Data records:
※

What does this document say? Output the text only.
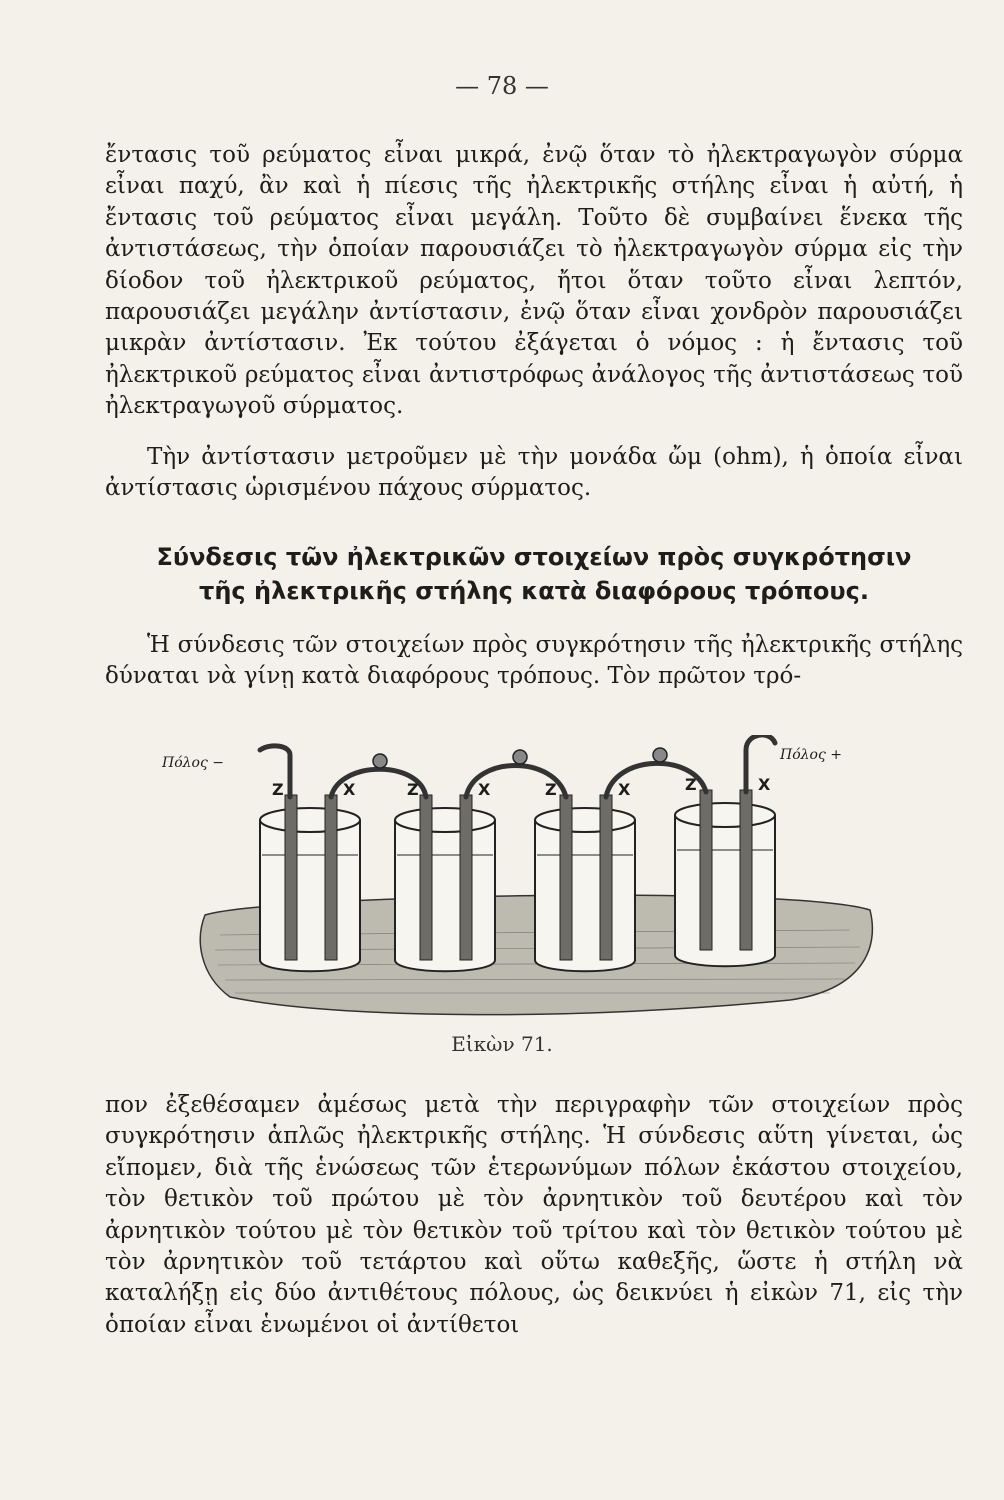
— 78 —

ἔντασις τοῦ ρεύματος εἶναι μικρά, ἐνῷ ὅταν τὸ ἠλεκτραγωγὸν σύρμα εἶναι παχύ, ἂν καὶ ἡ πίεσις τῆς ἠλεκτρικῆς στήλης εἶναι ἡ αὐτή, ἡ ἔντασις τοῦ ρεύματος εἶναι μεγάλη. Τοῦτο δὲ συμβαίνει ἕνεκα τῆς ἀντιστάσεως, τὴν ὁποίαν παρουσιάζει τὸ ἠλεκτραγωγὸν σύρμα εἰς τὴν δίοδον τοῦ ἠλεκτρικοῦ ρεύματος, ἤτοι ὅταν τοῦτο εἶναι λεπτόν, παρουσιάζει μεγάλην ἀντίστασιν, ἐνῷ ὅταν εἶναι χονδρὸν παρουσιάζει μικρὰν ἀντίστασιν. Ἐκ τούτου ἐξάγεται ὁ νόμος : ἡ ἔντασις τοῦ ἠλεκτρικοῦ ρεύματος εἶναι ἀντιστρόφως ἀνάλογος τῆς ἀντιστάσεως τοῦ ἠλεκτραγωγοῦ σύρματος.

Τὴν ἀντίστασιν μετροῦμεν μὲ τὴν μονάδα ὤμ (ohm), ἡ ὁποία εἶναι ἀντίστασις ὡρισμένου πάχους σύρματος.

Σύνδεσις τῶν ἠλεκτρικῶν στοιχείων πρὸς συγκρότησιν

τῆς ἠλεκτρικῆς στήλης κατὰ διαφόρους τρόπους.

Ἡ σύνδεσις τῶν στοιχείων πρὸς συγκρότησιν τῆς ἠλεκτρικῆς στήλης δύναται νὰ γίνῃ κατὰ διαφόρους τρόπους. Τὸν πρῶτον τρό-

Πόλος −	Πόλος +
Z	X	Z	X	Z	X	Z	X
Εἰκὼν 71.

πον ἐξεθέσαμεν ἀμέσως μετὰ τὴν περιγραφὴν τῶν στοιχείων πρὸς συγκρότησιν ἁπλῶς ἠλεκτρικῆς στήλης. Ἡ σύνδεσις αὕτη γίνεται, ὡς εἴπομεν, διὰ τῆς ἑνώσεως τῶν ἑτερωνύμων πόλων ἑκάστου στοιχείου, τὸν θετικὸν τοῦ πρώτου μὲ τὸν ἀρνητικὸν τοῦ δευτέρου καὶ τὸν ἀρνητικὸν τούτου μὲ τὸν θετικὸν τοῦ τρίτου καὶ τὸν θετικὸν τούτου μὲ τὸν ἀρνητικὸν τοῦ τετάρτου καὶ οὕτω καθεξῆς, ὥστε ἡ στήλη νὰ καταλήξῃ εἰς δύο ἀντιθέτους πόλους, ὡς δεικνύει ἡ εἰκὼν 71, εἰς τὴν ὁποίαν εἶναι ἑνωμένοι οἱ ἀντίθετοι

※

- [Written request]: Give back each entry exactly as it appears, with no pictures.

- [Problem solution]:
What does this document say? Output the text only.
— 78 —

ἔντασις τοῦ ρεύματος εἶναι μικρά, ἐνῷ ὅταν τὸ ἠλεκτραγωγὸν σύρμα εἶναι παχύ, ἂν καὶ ἡ πίεσις τῆς ἠλεκτρικῆς στήλης εἶναι ἡ αὐτή, ἡ ἔντασις τοῦ ρεύματος εἶναι μεγάλη. Τοῦτο δὲ συμβαίνει ἕνεκα τῆς ἀντιστάσεως, τὴν ὁποίαν παρουσιάζει τὸ ἠλεκτραγωγὸν σύρμα εἰς τὴν δίοδον τοῦ ἠλεκτρικοῦ ρεύματος, ἤτοι ὅταν τοῦτο εἶναι λεπτόν, παρουσιάζει μεγάλην ἀντίστασιν, ἐνῷ ὅταν εἶναι χονδρὸν παρουσιάζει μικρὰν ἀντίστασιν. Ἐκ τούτου ἐξάγεται ὁ νόμος : ἡ ἔντασις τοῦ ἠλεκτρικοῦ ρεύματος εἶναι ἀντιστρόφως ἀνάλογος τῆς ἀντιστάσεως τοῦ ἠλεκτραγωγοῦ σύρματος.

Τὴν ἀντίστασιν μετροῦμεν μὲ τὴν μονάδα ὤμ (ohm), ἡ ὁποία εἶναι ἀντίστασις ὡρισμένου πάχους σύρματος.

Σύνδεσις τῶν ἠλεκτρικῶν στοιχείων πρὸς συγκρότησιν

τῆς ἠλεκτρικῆς στήλης κατὰ διαφόρους τρόπους.

Ἡ σύνδεσις τῶν στοιχείων πρὸς συγκρότησιν τῆς ἠλεκτρικῆς στήλης δύναται νὰ γίνῃ κατὰ διαφόρους τρόπους. Τὸν πρῶτον τρό-

Πόλος −	Πόλος +
Z	X	Z	X	Z	X	Z	X
Εἰκὼν 71.

πον ἐξεθέσαμεν ἀμέσως μετὰ τὴν περιγραφὴν τῶν στοιχείων πρὸς συγκρότησιν ἁπλῶς ἠλεκτρικῆς στήλης. Ἡ σύνδεσις αὕτη γίνεται, ὡς εἴπομεν, διὰ τῆς ἑνώσεως τῶν ἑτερωνύμων πόλων ἑκάστου στοιχείου, τὸν θετικὸν τοῦ πρώτου μὲ τὸν ἀρνητικὸν τοῦ δευτέρου καὶ τὸν ἀρνητικὸν τούτου μὲ τὸν θετικὸν τοῦ τρίτου καὶ τὸν θετικὸν τούτου μὲ τὸν ἀρνητικὸν τοῦ τετάρτου καὶ οὕτω καθεξῆς, ὥστε ἡ στήλη νὰ καταλήξῃ εἰς δύο ἀντιθέτους πόλους, ὡς δεικνύει ἡ εἰκὼν 71, εἰς τὴν ὁποίαν εἶναι ἑνωμένοι οἱ ἀντίθετοι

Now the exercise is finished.